_What you should do:_ Take every line where the string "component" appears and copy it.

%%

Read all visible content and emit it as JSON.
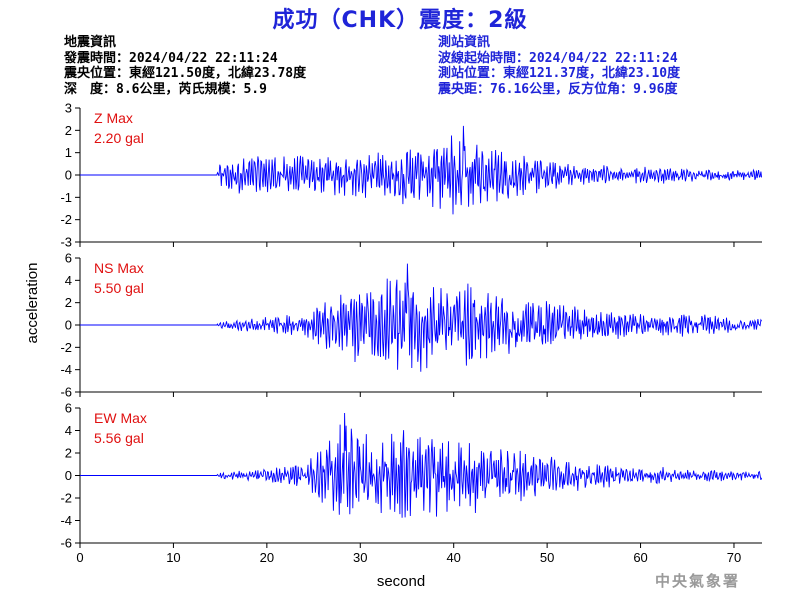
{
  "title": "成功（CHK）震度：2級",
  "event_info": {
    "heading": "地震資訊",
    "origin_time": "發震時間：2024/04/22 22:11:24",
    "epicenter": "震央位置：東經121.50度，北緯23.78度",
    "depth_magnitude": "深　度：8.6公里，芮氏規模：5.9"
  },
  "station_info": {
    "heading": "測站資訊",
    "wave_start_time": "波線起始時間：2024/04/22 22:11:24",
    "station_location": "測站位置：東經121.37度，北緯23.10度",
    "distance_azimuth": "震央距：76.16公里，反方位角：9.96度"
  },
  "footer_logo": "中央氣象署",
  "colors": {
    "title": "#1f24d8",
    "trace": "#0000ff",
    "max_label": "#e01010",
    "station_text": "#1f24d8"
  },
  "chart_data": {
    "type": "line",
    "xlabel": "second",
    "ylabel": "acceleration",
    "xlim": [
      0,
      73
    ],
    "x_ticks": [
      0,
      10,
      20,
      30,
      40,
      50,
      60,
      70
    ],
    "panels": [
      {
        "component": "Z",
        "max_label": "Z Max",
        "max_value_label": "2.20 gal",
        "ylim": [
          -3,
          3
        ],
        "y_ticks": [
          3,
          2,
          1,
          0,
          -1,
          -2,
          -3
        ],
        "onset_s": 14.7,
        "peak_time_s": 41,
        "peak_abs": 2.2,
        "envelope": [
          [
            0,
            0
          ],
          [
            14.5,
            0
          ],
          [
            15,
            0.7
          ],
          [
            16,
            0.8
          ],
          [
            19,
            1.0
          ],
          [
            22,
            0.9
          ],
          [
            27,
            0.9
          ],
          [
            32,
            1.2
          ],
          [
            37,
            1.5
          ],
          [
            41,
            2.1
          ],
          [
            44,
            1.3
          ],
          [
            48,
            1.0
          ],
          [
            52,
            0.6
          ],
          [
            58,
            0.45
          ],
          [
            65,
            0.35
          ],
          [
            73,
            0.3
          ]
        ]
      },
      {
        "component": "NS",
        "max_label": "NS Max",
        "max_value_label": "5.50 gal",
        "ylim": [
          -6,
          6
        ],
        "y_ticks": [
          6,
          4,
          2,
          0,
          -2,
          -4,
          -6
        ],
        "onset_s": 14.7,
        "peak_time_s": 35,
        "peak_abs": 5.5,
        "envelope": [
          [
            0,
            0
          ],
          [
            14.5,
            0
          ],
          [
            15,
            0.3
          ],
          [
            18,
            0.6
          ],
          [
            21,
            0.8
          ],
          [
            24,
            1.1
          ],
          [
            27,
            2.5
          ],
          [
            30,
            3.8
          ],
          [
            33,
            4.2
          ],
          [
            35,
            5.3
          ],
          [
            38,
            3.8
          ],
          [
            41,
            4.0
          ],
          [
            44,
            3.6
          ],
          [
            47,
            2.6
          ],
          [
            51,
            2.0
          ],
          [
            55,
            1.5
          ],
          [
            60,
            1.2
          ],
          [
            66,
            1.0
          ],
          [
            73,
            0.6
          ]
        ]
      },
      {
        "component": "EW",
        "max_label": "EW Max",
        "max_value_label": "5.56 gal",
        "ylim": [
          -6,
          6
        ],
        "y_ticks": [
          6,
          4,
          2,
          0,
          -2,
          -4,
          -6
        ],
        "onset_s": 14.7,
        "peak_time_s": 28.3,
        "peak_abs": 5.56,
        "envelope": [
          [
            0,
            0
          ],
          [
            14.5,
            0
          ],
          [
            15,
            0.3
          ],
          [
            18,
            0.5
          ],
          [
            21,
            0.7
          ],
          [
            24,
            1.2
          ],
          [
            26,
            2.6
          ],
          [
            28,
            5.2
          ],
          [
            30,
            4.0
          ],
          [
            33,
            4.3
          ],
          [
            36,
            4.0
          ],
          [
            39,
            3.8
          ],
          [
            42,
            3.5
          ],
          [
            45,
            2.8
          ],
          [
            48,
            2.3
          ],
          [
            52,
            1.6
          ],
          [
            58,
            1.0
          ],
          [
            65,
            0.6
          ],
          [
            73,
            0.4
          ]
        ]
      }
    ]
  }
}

%%

_Result of the exercise:_
        "component": "Z",
        "component": "NS",
        "component": "EW",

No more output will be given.